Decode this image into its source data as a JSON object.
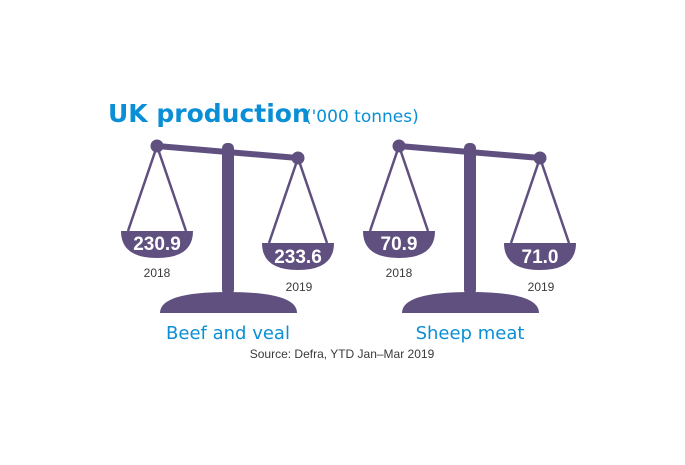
{
  "title": "UK production",
  "unit": "('000 tonnes)",
  "source": "Source: Defra, YTD Jan–Mar 2019",
  "colors": {
    "accent": "#0a8fd6",
    "scale": "#5f5080"
  },
  "chart_data": {
    "type": "table",
    "title": "UK production",
    "unit": "('000 tonnes)",
    "categories": [
      "Beef and veal",
      "Sheep meat"
    ],
    "series": [
      {
        "name": "2018",
        "values": [
          230.9,
          70.9
        ]
      },
      {
        "name": "2019",
        "values": [
          233.6,
          71.0
        ]
      }
    ],
    "labels": {
      "beef": {
        "label": "Beef and veal",
        "v2018": "230.9",
        "v2019": "233.6",
        "y2018": "2018",
        "y2019": "2019"
      },
      "sheep": {
        "label": "Sheep meat",
        "v2018": "70.9",
        "v2019": "71.0",
        "y2018": "2018",
        "y2019": "2019"
      }
    }
  }
}
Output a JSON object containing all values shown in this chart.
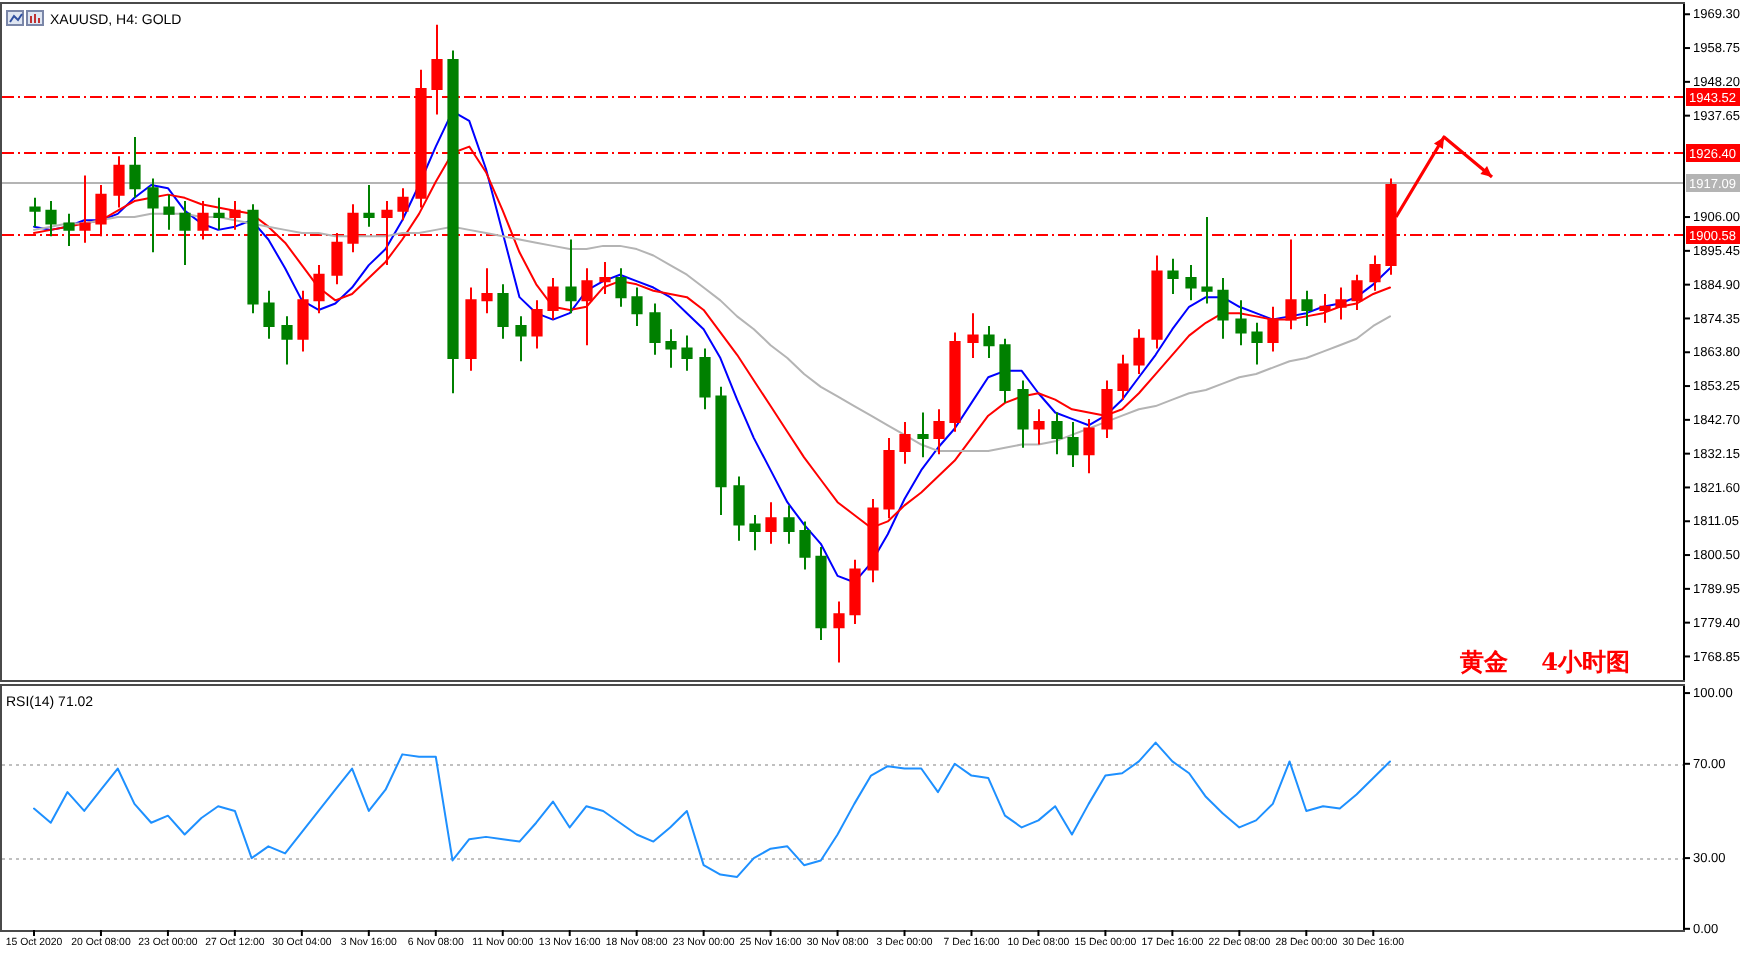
{
  "chart_data": [
    {
      "type": "candlestick",
      "title": "XAUUSD, H4: GOLD",
      "categories": [
        null,
        null,
        null,
        null,
        null,
        null,
        null,
        null,
        null,
        null,
        null,
        null,
        null,
        null,
        null,
        null,
        null,
        null,
        null,
        null,
        null,
        null,
        null,
        null,
        null,
        null,
        null,
        null,
        null,
        null,
        null,
        null,
        null,
        null,
        null,
        null,
        null,
        null,
        null,
        null,
        null,
        null,
        null,
        null,
        null,
        null,
        null,
        null,
        null,
        null,
        null,
        null,
        null,
        null,
        null,
        null,
        null,
        null,
        null,
        null,
        null,
        null,
        null,
        null,
        null,
        null,
        null,
        null,
        null,
        null,
        null,
        null,
        null,
        null,
        null,
        null,
        null,
        null,
        null,
        null,
        null,
        null
      ],
      "ohlc": [
        [
          1909,
          1912,
          1903,
          1908
        ],
        [
          1908,
          1911,
          1900,
          1904
        ],
        [
          1904,
          1907,
          1897,
          1902
        ],
        [
          1902,
          1919,
          1898,
          1904
        ],
        [
          1904,
          1916,
          1900,
          1913
        ],
        [
          1913,
          1925,
          1909,
          1922
        ],
        [
          1922,
          1931,
          1912,
          1915
        ],
        [
          1915,
          1918,
          1895,
          1909
        ],
        [
          1909,
          1913,
          1902,
          1907
        ],
        [
          1907,
          1911,
          1891,
          1902
        ],
        [
          1902,
          1911,
          1899,
          1907
        ],
        [
          1907,
          1912,
          1902,
          1906
        ],
        [
          1906,
          1911,
          1902,
          1908
        ],
        [
          1908,
          1910,
          1876,
          1879
        ],
        [
          1879,
          1883,
          1868,
          1872
        ],
        [
          1872,
          1875,
          1860,
          1868
        ],
        [
          1868,
          1883,
          1864,
          1880
        ],
        [
          1880,
          1891,
          1876,
          1888
        ],
        [
          1888,
          1901,
          1885,
          1898
        ],
        [
          1898,
          1910,
          1895,
          1907
        ],
        [
          1907,
          1916,
          1903,
          1906
        ],
        [
          1906,
          1911,
          1891,
          1908
        ],
        [
          1908,
          1915,
          1905,
          1912
        ],
        [
          1912,
          1952,
          1909,
          1946
        ],
        [
          1946,
          1966,
          1938,
          1955
        ],
        [
          1955,
          1958,
          1851,
          1862
        ],
        [
          1862,
          1884,
          1858,
          1880
        ],
        [
          1880,
          1890,
          1876,
          1882
        ],
        [
          1882,
          1885,
          1868,
          1872
        ],
        [
          1872,
          1875,
          1861,
          1869
        ],
        [
          1869,
          1880,
          1865,
          1877
        ],
        [
          1877,
          1887,
          1874,
          1884
        ],
        [
          1884,
          1899,
          1876,
          1880
        ],
        [
          1880,
          1890,
          1866,
          1886
        ],
        [
          1886,
          1892,
          1882,
          1887
        ],
        [
          1887,
          1890,
          1878,
          1881
        ],
        [
          1881,
          1884,
          1872,
          1876
        ],
        [
          1876,
          1879,
          1863,
          1867
        ],
        [
          1867,
          1871,
          1859,
          1865
        ],
        [
          1865,
          1869,
          1858,
          1862
        ],
        [
          1862,
          1865,
          1846,
          1850
        ],
        [
          1850,
          1853,
          1813,
          1822
        ],
        [
          1822,
          1825,
          1805,
          1810
        ],
        [
          1810,
          1813,
          1802,
          1808
        ],
        [
          1808,
          1817,
          1804,
          1812
        ],
        [
          1812,
          1816,
          1804,
          1808
        ],
        [
          1808,
          1811,
          1796,
          1800
        ],
        [
          1800,
          1803,
          1774,
          1778
        ],
        [
          1778,
          1786,
          1767,
          1782
        ],
        [
          1782,
          1799,
          1779,
          1796
        ],
        [
          1796,
          1818,
          1792,
          1815
        ],
        [
          1815,
          1837,
          1812,
          1833
        ],
        [
          1833,
          1842,
          1829,
          1838
        ],
        [
          1838,
          1845,
          1831,
          1837
        ],
        [
          1837,
          1846,
          1832,
          1842
        ],
        [
          1842,
          1870,
          1839,
          1867
        ],
        [
          1867,
          1876,
          1862,
          1869
        ],
        [
          1869,
          1872,
          1862,
          1866
        ],
        [
          1866,
          1868,
          1848,
          1852
        ],
        [
          1852,
          1855,
          1834,
          1840
        ],
        [
          1840,
          1846,
          1835,
          1842
        ],
        [
          1842,
          1845,
          1832,
          1837
        ],
        [
          1837,
          1842,
          1828,
          1832
        ],
        [
          1832,
          1843,
          1826,
          1840
        ],
        [
          1840,
          1855,
          1837,
          1852
        ],
        [
          1852,
          1863,
          1849,
          1860
        ],
        [
          1860,
          1871,
          1857,
          1868
        ],
        [
          1868,
          1894,
          1865,
          1889
        ],
        [
          1889,
          1893,
          1882,
          1887
        ],
        [
          1887,
          1891,
          1880,
          1884
        ],
        [
          1884,
          1906,
          1879,
          1883
        ],
        [
          1883,
          1887,
          1868,
          1874
        ],
        [
          1874,
          1880,
          1866,
          1870
        ],
        [
          1870,
          1873,
          1860,
          1867
        ],
        [
          1867,
          1878,
          1864,
          1874
        ],
        [
          1874,
          1899,
          1871,
          1880
        ],
        [
          1880,
          1883,
          1872,
          1877
        ],
        [
          1877,
          1882,
          1873,
          1878
        ],
        [
          1878,
          1884,
          1874,
          1880
        ],
        [
          1880,
          1888,
          1877,
          1886
        ],
        [
          1886,
          1894,
          1883,
          1891
        ],
        [
          1891,
          1918,
          1888,
          1916
        ]
      ],
      "series": [
        {
          "type": "line",
          "color": "#0000ff",
          "values": [
            1903,
            1902,
            1903,
            1905,
            1905,
            1907,
            1912,
            1916,
            1915,
            1908,
            1904,
            1902,
            1903,
            1905,
            1899,
            1890,
            1880,
            1877,
            1879,
            1884,
            1891,
            1896,
            1905,
            1916,
            1928,
            1939,
            1936,
            1921,
            1901,
            1881,
            1876,
            1874,
            1876,
            1883,
            1886,
            1888,
            1886,
            1884,
            1881,
            1876,
            1871,
            1862,
            1849,
            1837,
            1827,
            1817,
            1810,
            1804,
            1794,
            1792,
            1798,
            1807,
            1818,
            1827,
            1834,
            1840,
            1848,
            1856,
            1858,
            1858,
            1851,
            1845,
            1843,
            1841,
            1844,
            1849,
            1856,
            1863,
            1871,
            1878,
            1881,
            1881,
            1878,
            1876,
            1874,
            1875,
            1876,
            1878,
            1879,
            1881,
            1885,
            1890
          ]
        },
        {
          "type": "line",
          "color": "#ff0000",
          "values": [
            1901,
            1902,
            1903,
            1904,
            1905,
            1908,
            1911,
            1912,
            1913,
            1912,
            1910,
            1909,
            1908,
            1907,
            1903,
            1898,
            1891,
            1884,
            1880,
            1882,
            1887,
            1892,
            1899,
            1907,
            1917,
            1926,
            1928,
            1920,
            1908,
            1895,
            1885,
            1878,
            1877,
            1878,
            1884,
            1886,
            1885,
            1883,
            1882,
            1881,
            1877,
            1870,
            1863,
            1855,
            1847,
            1839,
            1831,
            1824,
            1817,
            1813,
            1809,
            1811,
            1816,
            1820,
            1825,
            1830,
            1837,
            1844,
            1848,
            1850,
            1851,
            1849,
            1846,
            1845,
            1844,
            1846,
            1851,
            1857,
            1863,
            1869,
            1873,
            1876,
            1876,
            1875,
            1874,
            1874,
            1875,
            1876,
            1878,
            1879,
            1882,
            1884
          ]
        },
        {
          "type": "line",
          "color": "#b4b4b4",
          "values": [
            1902,
            1903,
            1904,
            1904,
            1905,
            1906,
            1906,
            1907,
            1907,
            1907,
            1906,
            1906,
            1905,
            1904,
            1903,
            1902,
            1901,
            1901,
            1900,
            1900,
            1900,
            1900,
            1901,
            1901,
            1902,
            1903,
            1902,
            1901,
            1900,
            1899,
            1898,
            1897,
            1896,
            1896,
            1897,
            1897,
            1896,
            1894,
            1891,
            1888,
            1884,
            1880,
            1875,
            1871,
            1866,
            1862,
            1857,
            1853,
            1850,
            1847,
            1844,
            1841,
            1838,
            1835,
            1833,
            1833,
            1833,
            1833,
            1834,
            1835,
            1835,
            1836,
            1838,
            1840,
            1842,
            1844,
            1846,
            1847,
            1849,
            1851,
            1852,
            1854,
            1856,
            1857,
            1859,
            1861,
            1862,
            1864,
            1866,
            1868,
            1872,
            1875
          ]
        }
      ],
      "ylim": [
        1761.5,
        1972.5
      ],
      "yticks": [
        {
          "value": 1969.3,
          "label": "1969.30"
        },
        1958.75,
        {
          "value": 1948.2,
          "label": "1948.20"
        },
        1937.65,
        {
          "value": 1906,
          "label": "1906.00"
        },
        1895.45,
        {
          "value": 1884.9,
          "label": "1884.90"
        },
        1874.35,
        {
          "value": 1863.8,
          "label": "1863.80"
        },
        1853.25,
        {
          "value": 1842.7,
          "label": "1842.70"
        },
        1832.15,
        {
          "value": 1821.6,
          "label": "1821.60"
        },
        1811.05,
        {
          "value": 1800.5,
          "label": "1800.50"
        },
        1789.95,
        {
          "value": 1779.4,
          "label": "1779.40"
        },
        1768.85
      ],
      "ref_lines": [
        {
          "axis": "y",
          "value": 1943.52,
          "label": "1943.52",
          "color": "#ff0000",
          "line_style": "dashed"
        },
        {
          "axis": "y",
          "value": 1926.4,
          "label": "1926.40",
          "color": "#ff0000",
          "line_style": "dashed"
        },
        {
          "axis": "y",
          "value": 1917.09,
          "label": "1917.09",
          "color": "#b4b4b4",
          "line_style": "solid"
        },
        {
          "axis": "y",
          "value": 1900.58,
          "label": "1900.58",
          "color": "#ff0000",
          "line_style": "dashed"
        }
      ],
      "annotations": [
        "黄金    4小时图"
      ]
    },
    {
      "type": "line",
      "title": "RSI(14) 71.02",
      "color": "#1e90ff",
      "categories": [
        "15 Oct 2020",
        null,
        null,
        null,
        "20 Oct 08:00",
        null,
        null,
        null,
        "23 Oct 00:00",
        null,
        null,
        null,
        "27 Oct 12:00",
        null,
        null,
        null,
        "30 Oct 04:00",
        null,
        null,
        null,
        "3 Nov 16:00",
        null,
        null,
        null,
        "6 Nov 08:00",
        null,
        null,
        null,
        "11 Nov 00:00",
        null,
        null,
        null,
        "13 Nov 16:00",
        null,
        null,
        null,
        "18 Nov 08:00",
        null,
        null,
        null,
        "23 Nov 00:00",
        null,
        null,
        null,
        "25 Nov 16:00",
        null,
        null,
        null,
        "30 Nov 08:00",
        null,
        null,
        null,
        "3 Dec 00:00",
        null,
        null,
        null,
        "7 Dec 16:00",
        null,
        null,
        null,
        "10 Dec 08:00",
        null,
        null,
        null,
        "15 Dec 00:00",
        null,
        null,
        null,
        "17 Dec 16:00",
        null,
        null,
        null,
        "22 Dec 08:00",
        null,
        null,
        null,
        "28 Dec 00:00",
        null,
        null,
        null,
        "30 Dec 16:00",
        null
      ],
      "values": [
        51,
        45,
        58,
        50,
        59,
        68,
        53,
        45,
        48,
        40,
        47,
        52,
        50,
        30,
        35,
        32,
        41,
        50,
        59,
        68,
        50,
        59,
        74,
        73,
        73,
        29,
        38,
        39,
        38,
        37,
        45,
        54,
        43,
        52,
        50,
        45,
        40,
        37,
        43,
        50,
        27,
        23,
        22,
        30,
        34,
        35,
        27,
        29,
        40,
        53,
        65,
        69,
        68,
        68,
        58,
        70,
        65,
        64,
        48,
        43,
        46,
        52,
        40,
        53,
        65,
        66,
        71,
        79,
        71,
        66,
        56,
        49,
        43,
        46,
        53,
        71,
        50,
        52,
        51,
        57,
        64,
        71
      ],
      "ylim": [
        -0.5,
        103
      ],
      "yticks": [
        {
          "value": 100,
          "label": "100.00"
        },
        {
          "value": 70,
          "label": "70.00"
        },
        {
          "value": 30,
          "label": "30.00"
        },
        {
          "value": 0,
          "label": "0.00"
        }
      ],
      "ref_lines": [
        {
          "axis": "y",
          "value": 70,
          "color": "#c0c0c0",
          "line_style": "dotted"
        },
        {
          "axis": "y",
          "value": 30,
          "color": "#c0c0c0",
          "line_style": "dotted"
        }
      ]
    }
  ]
}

####################

**Written exercise:** Pull out every line holding "JSON" from the records above, and copy it.

**Task output:**
Decode this image into its source data as a JSON object.
Output a JSON object containing all values shown in this chart.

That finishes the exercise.